+++ Data records

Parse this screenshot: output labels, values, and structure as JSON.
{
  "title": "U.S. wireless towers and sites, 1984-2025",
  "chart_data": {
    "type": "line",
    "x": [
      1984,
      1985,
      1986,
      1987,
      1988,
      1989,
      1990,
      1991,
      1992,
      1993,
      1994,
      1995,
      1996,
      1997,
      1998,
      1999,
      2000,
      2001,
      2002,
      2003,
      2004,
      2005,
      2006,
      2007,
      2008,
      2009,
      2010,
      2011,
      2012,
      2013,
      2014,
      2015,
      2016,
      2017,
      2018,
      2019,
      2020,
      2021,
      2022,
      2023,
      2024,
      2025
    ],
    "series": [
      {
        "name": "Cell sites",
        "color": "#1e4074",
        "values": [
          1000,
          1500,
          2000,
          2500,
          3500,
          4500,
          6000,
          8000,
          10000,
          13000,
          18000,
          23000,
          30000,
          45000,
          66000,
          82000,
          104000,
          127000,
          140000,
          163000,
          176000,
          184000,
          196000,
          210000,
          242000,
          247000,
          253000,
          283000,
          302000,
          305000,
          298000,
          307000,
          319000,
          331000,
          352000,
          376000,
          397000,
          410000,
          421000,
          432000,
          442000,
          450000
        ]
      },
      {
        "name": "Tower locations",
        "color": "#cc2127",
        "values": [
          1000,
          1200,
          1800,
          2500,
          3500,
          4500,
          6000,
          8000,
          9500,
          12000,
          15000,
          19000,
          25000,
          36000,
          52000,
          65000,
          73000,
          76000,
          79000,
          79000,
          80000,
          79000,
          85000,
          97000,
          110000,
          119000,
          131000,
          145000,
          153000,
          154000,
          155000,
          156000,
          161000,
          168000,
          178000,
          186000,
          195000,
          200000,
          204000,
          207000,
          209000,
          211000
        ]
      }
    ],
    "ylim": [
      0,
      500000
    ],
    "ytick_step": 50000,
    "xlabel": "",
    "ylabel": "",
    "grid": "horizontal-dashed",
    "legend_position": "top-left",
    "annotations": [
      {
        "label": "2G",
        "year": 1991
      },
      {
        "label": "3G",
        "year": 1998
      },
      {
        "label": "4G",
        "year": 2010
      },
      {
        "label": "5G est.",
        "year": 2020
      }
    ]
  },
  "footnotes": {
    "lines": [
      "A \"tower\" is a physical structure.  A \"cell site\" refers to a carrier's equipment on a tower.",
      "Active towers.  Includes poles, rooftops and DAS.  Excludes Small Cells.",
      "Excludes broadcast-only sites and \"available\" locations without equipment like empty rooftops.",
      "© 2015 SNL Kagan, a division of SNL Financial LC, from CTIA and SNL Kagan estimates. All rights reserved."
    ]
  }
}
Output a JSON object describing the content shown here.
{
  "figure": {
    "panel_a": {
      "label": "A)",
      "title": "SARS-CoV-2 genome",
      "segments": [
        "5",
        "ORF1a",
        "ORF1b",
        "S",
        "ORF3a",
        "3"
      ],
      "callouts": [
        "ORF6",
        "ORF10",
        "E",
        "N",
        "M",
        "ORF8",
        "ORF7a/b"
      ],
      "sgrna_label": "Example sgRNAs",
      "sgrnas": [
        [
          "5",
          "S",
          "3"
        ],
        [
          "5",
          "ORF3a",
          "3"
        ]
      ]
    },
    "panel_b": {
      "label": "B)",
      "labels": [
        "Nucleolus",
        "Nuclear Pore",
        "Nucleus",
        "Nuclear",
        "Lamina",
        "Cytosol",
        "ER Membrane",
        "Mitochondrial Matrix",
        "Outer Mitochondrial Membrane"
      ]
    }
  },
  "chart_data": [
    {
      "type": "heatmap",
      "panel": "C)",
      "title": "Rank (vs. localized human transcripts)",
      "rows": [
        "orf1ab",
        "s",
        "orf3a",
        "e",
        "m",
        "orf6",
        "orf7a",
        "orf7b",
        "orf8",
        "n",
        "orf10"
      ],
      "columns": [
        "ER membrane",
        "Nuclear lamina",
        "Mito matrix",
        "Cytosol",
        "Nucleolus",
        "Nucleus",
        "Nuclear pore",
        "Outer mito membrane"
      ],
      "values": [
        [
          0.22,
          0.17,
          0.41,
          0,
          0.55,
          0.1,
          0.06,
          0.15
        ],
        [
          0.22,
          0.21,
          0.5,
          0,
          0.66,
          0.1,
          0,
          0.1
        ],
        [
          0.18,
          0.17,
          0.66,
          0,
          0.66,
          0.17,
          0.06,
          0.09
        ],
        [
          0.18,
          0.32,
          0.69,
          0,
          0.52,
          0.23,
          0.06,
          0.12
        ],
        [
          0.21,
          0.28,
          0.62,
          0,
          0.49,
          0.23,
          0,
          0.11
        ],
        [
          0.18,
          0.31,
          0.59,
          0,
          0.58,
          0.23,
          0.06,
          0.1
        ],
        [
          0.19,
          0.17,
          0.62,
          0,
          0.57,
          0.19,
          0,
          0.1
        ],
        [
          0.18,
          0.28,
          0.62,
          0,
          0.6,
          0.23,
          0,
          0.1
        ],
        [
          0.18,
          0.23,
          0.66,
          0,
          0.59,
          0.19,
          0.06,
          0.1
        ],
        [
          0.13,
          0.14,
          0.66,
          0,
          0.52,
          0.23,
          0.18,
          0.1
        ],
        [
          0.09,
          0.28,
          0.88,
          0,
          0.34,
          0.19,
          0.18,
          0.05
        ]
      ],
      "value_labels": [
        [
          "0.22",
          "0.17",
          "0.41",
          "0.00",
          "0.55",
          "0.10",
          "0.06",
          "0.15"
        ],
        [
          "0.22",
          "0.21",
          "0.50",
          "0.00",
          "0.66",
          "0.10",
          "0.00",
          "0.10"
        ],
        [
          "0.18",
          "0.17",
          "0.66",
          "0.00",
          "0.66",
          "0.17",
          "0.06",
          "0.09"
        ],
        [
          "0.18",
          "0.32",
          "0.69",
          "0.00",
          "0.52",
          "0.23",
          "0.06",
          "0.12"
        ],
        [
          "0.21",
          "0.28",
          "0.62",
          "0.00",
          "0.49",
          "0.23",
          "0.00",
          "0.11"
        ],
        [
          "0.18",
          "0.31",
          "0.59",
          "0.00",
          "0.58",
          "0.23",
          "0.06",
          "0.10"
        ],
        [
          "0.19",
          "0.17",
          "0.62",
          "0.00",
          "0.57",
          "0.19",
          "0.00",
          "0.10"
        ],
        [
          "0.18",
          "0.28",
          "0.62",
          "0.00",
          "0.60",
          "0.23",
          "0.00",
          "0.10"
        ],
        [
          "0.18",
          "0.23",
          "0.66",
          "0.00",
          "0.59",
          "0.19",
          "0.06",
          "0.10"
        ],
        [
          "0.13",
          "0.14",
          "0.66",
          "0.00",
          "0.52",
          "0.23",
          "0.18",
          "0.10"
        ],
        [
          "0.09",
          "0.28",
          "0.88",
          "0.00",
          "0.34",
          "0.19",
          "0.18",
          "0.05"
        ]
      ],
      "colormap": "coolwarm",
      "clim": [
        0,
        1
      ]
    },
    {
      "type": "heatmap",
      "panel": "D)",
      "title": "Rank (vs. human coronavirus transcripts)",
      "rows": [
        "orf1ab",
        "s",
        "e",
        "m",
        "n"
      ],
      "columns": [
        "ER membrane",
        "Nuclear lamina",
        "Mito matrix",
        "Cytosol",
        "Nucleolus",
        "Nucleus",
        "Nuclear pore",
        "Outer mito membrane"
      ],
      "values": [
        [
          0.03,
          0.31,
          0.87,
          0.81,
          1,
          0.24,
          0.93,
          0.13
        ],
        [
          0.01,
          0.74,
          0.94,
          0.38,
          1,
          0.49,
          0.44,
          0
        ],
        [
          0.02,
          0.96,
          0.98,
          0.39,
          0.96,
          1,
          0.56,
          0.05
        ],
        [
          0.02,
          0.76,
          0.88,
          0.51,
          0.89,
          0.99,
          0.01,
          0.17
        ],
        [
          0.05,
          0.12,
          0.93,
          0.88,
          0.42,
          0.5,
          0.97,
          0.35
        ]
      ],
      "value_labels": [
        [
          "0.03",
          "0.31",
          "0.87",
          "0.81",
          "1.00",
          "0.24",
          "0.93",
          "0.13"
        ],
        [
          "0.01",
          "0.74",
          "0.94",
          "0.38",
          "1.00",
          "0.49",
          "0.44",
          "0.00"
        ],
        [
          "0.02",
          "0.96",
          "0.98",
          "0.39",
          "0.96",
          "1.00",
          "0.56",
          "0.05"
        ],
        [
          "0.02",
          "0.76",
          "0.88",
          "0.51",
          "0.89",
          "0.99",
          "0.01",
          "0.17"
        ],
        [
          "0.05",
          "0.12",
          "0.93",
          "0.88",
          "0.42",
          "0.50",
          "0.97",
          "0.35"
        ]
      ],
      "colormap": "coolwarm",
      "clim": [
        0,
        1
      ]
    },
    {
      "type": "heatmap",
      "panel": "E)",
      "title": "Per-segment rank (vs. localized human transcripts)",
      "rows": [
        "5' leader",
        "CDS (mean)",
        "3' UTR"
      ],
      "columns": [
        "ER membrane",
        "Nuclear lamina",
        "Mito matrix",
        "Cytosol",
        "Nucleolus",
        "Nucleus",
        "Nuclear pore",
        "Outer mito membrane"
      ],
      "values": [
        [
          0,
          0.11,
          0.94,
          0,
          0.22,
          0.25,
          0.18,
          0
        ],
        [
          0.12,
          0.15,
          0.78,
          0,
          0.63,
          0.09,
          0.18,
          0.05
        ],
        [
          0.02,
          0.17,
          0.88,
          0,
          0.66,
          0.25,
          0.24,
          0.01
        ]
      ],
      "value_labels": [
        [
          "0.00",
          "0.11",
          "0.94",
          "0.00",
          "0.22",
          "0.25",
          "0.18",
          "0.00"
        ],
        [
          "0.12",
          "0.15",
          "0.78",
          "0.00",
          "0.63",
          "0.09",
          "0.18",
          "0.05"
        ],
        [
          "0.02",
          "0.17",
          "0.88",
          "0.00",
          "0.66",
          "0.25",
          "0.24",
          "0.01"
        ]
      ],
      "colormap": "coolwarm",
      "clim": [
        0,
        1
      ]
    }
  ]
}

++++++

# The problem:
Copy all the lines above that hold the string "rooftops".

# Output for this task:
      "Active towers.  Includes poles, rooftops and DAS.  Excludes Small Cells.",
      "Excludes broadcast-only sites and \"available\" locations without equipment like empty rooftops.",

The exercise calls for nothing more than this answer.